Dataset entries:
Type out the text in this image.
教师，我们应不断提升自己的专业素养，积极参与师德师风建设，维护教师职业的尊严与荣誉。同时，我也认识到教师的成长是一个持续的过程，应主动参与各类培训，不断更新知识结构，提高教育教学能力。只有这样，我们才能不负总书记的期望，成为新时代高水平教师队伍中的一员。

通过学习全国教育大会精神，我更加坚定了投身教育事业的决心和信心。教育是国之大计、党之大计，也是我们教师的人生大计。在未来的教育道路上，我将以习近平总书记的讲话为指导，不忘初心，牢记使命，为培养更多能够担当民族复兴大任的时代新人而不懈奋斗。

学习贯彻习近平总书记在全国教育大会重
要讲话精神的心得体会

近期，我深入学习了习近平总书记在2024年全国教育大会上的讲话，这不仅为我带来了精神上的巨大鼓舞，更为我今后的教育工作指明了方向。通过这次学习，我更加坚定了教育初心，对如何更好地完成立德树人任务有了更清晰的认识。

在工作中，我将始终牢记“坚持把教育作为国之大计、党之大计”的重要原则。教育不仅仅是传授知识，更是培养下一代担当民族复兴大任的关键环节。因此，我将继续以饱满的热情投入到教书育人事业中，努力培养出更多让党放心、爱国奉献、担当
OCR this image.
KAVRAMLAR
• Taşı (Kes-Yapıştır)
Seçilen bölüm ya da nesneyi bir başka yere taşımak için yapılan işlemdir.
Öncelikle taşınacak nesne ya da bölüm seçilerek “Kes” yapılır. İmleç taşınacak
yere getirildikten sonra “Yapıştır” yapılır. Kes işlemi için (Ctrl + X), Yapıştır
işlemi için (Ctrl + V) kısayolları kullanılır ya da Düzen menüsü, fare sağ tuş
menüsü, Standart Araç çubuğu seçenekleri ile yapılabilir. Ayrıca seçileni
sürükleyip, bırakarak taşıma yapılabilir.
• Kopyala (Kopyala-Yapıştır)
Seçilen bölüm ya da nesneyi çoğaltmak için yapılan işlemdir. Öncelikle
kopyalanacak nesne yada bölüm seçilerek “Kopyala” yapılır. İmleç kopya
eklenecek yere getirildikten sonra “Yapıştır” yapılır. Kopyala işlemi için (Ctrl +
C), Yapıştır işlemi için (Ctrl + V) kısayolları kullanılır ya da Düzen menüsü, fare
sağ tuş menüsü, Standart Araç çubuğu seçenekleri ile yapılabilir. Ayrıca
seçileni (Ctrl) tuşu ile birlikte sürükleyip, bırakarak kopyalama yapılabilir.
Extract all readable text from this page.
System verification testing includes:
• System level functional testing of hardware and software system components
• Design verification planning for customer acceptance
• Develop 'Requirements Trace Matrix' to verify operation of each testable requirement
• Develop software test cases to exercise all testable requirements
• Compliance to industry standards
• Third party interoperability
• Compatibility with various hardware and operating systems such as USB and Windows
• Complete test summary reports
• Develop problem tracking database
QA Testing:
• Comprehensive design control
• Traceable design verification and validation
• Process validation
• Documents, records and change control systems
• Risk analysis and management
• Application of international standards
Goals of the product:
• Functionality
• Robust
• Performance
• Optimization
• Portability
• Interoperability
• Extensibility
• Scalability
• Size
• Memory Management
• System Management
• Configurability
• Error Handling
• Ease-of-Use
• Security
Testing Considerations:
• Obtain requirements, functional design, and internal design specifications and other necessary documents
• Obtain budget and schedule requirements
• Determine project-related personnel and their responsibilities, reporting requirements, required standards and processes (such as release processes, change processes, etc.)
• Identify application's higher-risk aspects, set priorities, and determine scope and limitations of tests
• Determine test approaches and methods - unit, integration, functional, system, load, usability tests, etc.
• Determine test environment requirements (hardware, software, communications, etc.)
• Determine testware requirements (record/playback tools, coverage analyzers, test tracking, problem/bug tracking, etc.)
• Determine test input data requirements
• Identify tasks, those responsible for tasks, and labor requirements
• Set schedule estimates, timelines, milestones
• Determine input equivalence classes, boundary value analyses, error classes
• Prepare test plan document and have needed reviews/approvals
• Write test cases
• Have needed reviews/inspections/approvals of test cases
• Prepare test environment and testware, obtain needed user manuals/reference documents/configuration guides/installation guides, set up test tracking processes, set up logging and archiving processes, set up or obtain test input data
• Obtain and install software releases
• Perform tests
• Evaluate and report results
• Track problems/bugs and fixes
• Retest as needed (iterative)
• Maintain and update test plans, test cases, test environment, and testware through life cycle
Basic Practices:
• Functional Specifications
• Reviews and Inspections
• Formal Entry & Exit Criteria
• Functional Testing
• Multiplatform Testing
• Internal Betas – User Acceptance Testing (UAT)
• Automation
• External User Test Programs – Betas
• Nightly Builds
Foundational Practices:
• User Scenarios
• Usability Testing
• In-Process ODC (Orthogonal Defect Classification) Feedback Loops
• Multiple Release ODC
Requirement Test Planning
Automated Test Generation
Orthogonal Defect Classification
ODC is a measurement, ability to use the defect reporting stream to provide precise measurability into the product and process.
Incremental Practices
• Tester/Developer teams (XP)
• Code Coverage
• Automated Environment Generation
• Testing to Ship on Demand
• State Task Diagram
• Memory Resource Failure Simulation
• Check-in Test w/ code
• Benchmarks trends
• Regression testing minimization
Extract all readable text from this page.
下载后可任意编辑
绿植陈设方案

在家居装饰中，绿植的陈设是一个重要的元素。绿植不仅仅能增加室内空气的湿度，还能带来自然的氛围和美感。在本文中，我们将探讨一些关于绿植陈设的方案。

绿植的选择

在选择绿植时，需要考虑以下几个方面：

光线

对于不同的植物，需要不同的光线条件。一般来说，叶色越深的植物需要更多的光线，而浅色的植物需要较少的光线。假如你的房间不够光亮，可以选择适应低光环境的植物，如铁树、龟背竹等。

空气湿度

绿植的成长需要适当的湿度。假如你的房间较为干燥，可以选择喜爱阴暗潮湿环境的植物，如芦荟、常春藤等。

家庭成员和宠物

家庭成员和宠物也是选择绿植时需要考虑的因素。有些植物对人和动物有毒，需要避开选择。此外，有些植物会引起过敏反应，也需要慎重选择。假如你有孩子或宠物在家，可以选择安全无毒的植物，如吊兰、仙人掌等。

PROBLEM TO SOLVE:
Nothing may be left out: return each entry exactly as it reads.

TASK OUTPUT:
Type out the text in this image.
教师，我们应不断提升自己的专业素养，积极参与师德师风建设，维护教师职业的尊严与荣誉。同时，我也认识到教师的成长是一个持续的过程，应主动参与各类培训，不断更新知识结构，提高教育教学能力。只有这样，我们才能不负总书记的期望，成为新时代高水平教师队伍中的一员。

通过学习全国教育大会精神，我更加坚定了投身教育事业的决心和信心。教育是国之大计、党之大计，也是我们教师的人生大计。在未来的教育道路上，我将以习近平总书记的讲话为指导，不忘初心，牢记使命，为培养更多能够担当民族复兴大任的时代新人而不懈奋斗。

学习贯彻习近平总书记在全国教育大会重
要讲话精神的心得体会

近期，我深入学习了习近平总书记在2024年全国教育大会上的讲话，这不仅为我带来了精神上的巨大鼓舞，更为我今后的教育工作指明了方向。通过这次学习，我更加坚定了教育初心，对如何更好地完成立德树人任务有了更清晰的认识。

在工作中，我将始终牢记“坚持把教育作为国之大计、党之大计”的重要原则。教育不仅仅是传授知识，更是培养下一代担当民族复兴大任的关键环节。因此，我将继续以饱满的热情投入到教书育人事业中，努力培养出更多让党放心、爱国奉献、担当
OCR this image.
KAVRAMLAR
• Taşı (Kes-Yapıştır)
Seçilen bölüm ya da nesneyi bir başka yere taşımak için yapılan işlemdir.
Öncelikle taşınacak nesne ya da bölüm seçilerek “Kes” yapılır. İmleç taşınacak
yere getirildikten sonra “Yapıştır” yapılır. Kes işlemi için (Ctrl + X), Yapıştır
işlemi için (Ctrl + V) kısayolları kullanılır ya da Düzen menüsü, fare sağ tuş
menüsü, Standart Araç çubuğu seçenekleri ile yapılabilir. Ayrıca seçileni
sürükleyip, bırakarak taşıma yapılabilir.
• Kopyala (Kopyala-Yapıştır)
Seçilen bölüm ya da nesneyi çoğaltmak için yapılan işlemdir. Öncelikle
kopyalanacak nesne yada bölüm seçilerek “Kopyala” yapılır. İmleç kopya
eklenecek yere getirildikten sonra “Yapıştır” yapılır. Kopyala işlemi için (Ctrl +
C), Yapıştır işlemi için (Ctrl + V) kısayolları kullanılır ya da Düzen menüsü, fare
sağ tuş menüsü, Standart Araç çubuğu seçenekleri ile yapılabilir. Ayrıca
seçileni (Ctrl) tuşu ile birlikte sürükleyip, bırakarak kopyalama yapılabilir.
Extract all readable text from this page.
System verification testing includes:
• System level functional testing of hardware and software system components
• Design verification planning for customer acceptance
• Develop 'Requirements Trace Matrix' to verify operation of each testable requirement
• Develop software test cases to exercise all testable requirements
• Compliance to industry standards
• Third party interoperability
• Compatibility with various hardware and operating systems such as USB and Windows
• Complete test summary reports
• Develop problem tracking database
QA Testing:
• Comprehensive design control
• Traceable design verification and validation
• Process validation
• Documents, records and change control systems
• Risk analysis and management
• Application of international standards
Goals of the product:
• Functionality
• Robust
• Performance
• Optimization
• Portability
• Interoperability
• Extensibility
• Scalability
• Size
• Memory Management
• System Management
• Configurability
• Error Handling
• Ease-of-Use
• Security
Testing Considerations:
• Obtain requirements, functional design, and internal design specifications and other necessary documents
• Obtain budget and schedule requirements
• Determine project-related personnel and their responsibilities, reporting requirements, required standards and processes (such as release processes, change processes, etc.)
• Identify application's higher-risk aspects, set priorities, and determine scope and limitations of tests
• Determine test approaches and methods - unit, integration, functional, system, load, usability tests, etc.
• Determine test environment requirements (hardware, software, communications, etc.)
• Determine testware requirements (record/playback tools, coverage analyzers, test tracking, problem/bug tracking, etc.)
• Determine test input data requirements
• Identify tasks, those responsible for tasks, and labor requirements
• Set schedule estimates, timelines, milestones
• Determine input equivalence classes, boundary value analyses, error classes
• Prepare test plan document and have needed reviews/approvals
• Write test cases
• Have needed reviews/inspections/approvals of test cases
• Prepare test environment and testware, obtain needed user manuals/reference documents/configuration guides/installation guides, set up test tracking processes, set up logging and archiving processes, set up or obtain test input data
• Obtain and install software releases
• Perform tests
• Evaluate and report results
• Track problems/bugs and fixes
• Retest as needed (iterative)
• Maintain and update test plans, test cases, test environment, and testware through life cycle
Basic Practices:
• Functional Specifications
• Reviews and Inspections
• Formal Entry & Exit Criteria
• Functional Testing
• Multiplatform Testing
• Internal Betas – User Acceptance Testing (UAT)
• Automation
• External User Test Programs – Betas
• Nightly Builds
Foundational Practices:
• User Scenarios
• Usability Testing
• In-Process ODC (Orthogonal Defect Classification) Feedback Loops
• Multiple Release ODC
Requirement Test Planning
Automated Test Generation
Orthogonal Defect Classification
ODC is a measurement, ability to use the defect reporting stream to provide precise measurability into the product and process.
Incremental Practices
• Tester/Developer teams (XP)
• Code Coverage
• Automated Environment Generation
• Testing to Ship on Demand
• State Task Diagram
• Memory Resource Failure Simulation
• Check-in Test w/ code
• Benchmarks trends
• Regression testing minimization
Extract all readable text from this page.
下载后可任意编辑
绿植陈设方案

在家居装饰中，绿植的陈设是一个重要的元素。绿植不仅仅能增加室内空气的湿度，还能带来自然的氛围和美感。在本文中，我们将探讨一些关于绿植陈设的方案。

绿植的选择

在选择绿植时，需要考虑以下几个方面：

光线

对于不同的植物，需要不同的光线条件。一般来说，叶色越深的植物需要更多的光线，而浅色的植物需要较少的光线。假如你的房间不够光亮，可以选择适应低光环境的植物，如铁树、龟背竹等。

空气湿度

绿植的成长需要适当的湿度。假如你的房间较为干燥，可以选择喜爱阴暗潮湿环境的植物，如芦荟、常春藤等。

家庭成员和宠物

家庭成员和宠物也是选择绿植时需要考虑的因素。有些植物对人和动物有毒，需要避开选择。此外，有些植物会引起过敏反应，也需要慎重选择。假如你有孩子或宠物在家，可以选择安全无毒的植物，如吊兰、仙人掌等。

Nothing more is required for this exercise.